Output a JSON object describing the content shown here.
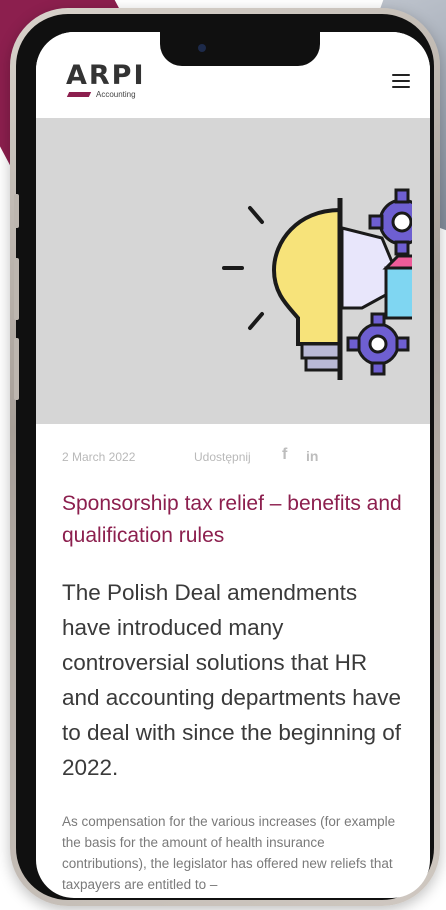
{
  "brand": {
    "logo_text": "ARPI",
    "logo_subtitle": "Accounting",
    "accent": "#8c1f4e"
  },
  "header": {
    "menu_icon": "hamburger-menu-icon"
  },
  "hero": {
    "illustration": "lightbulb-gears-illustration"
  },
  "article": {
    "date": "2 March 2022",
    "share_label": "Udostępnij",
    "share_icons": [
      "facebook-icon",
      "linkedin-icon"
    ],
    "share_fb": "f",
    "share_in": "in",
    "title": "Sponsorship tax relief – benefits and qualification rules",
    "lead": "The Polish Deal amendments have introduced many controversial solutions that HR and accounting departments have to deal with since the beginning of 2022.",
    "body": "As compensation for the various increases (for example the basis for the amount of health insurance contributions), the legislator has offered new reliefs that taxpayers are entitled to –"
  },
  "colors": {
    "title": "#8c1f4e",
    "hero_bg": "#d6d6d6",
    "text": "#3a3a3a",
    "muted": "#b9b9b9"
  }
}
.....
### Exercise requirements
Repeat the listing in full and exactly. Leave any pictures out.

### The output
Output a JSON object describing the content shown here.
{
  "brand": {
    "logo_text": "ARPI",
    "logo_subtitle": "Accounting",
    "accent": "#8c1f4e"
  },
  "header": {
    "menu_icon": "hamburger-menu-icon"
  },
  "hero": {
    "illustration": "lightbulb-gears-illustration"
  },
  "article": {
    "date": "2 March 2022",
    "share_label": "Udostępnij",
    "share_icons": [
      "facebook-icon",
      "linkedin-icon"
    ],
    "share_fb": "f",
    "share_in": "in",
    "title": "Sponsorship tax relief – benefits and qualification rules",
    "lead": "The Polish Deal amendments have introduced many controversial solutions that HR and accounting departments have to deal with since the beginning of 2022.",
    "body": "As compensation for the various increases (for example the basis for the amount of health insurance contributions), the legislator has offered new reliefs that taxpayers are entitled to –"
  },
  "colors": {
    "title": "#8c1f4e",
    "hero_bg": "#d6d6d6",
    "text": "#3a3a3a",
    "muted": "#b9b9b9"
  }
}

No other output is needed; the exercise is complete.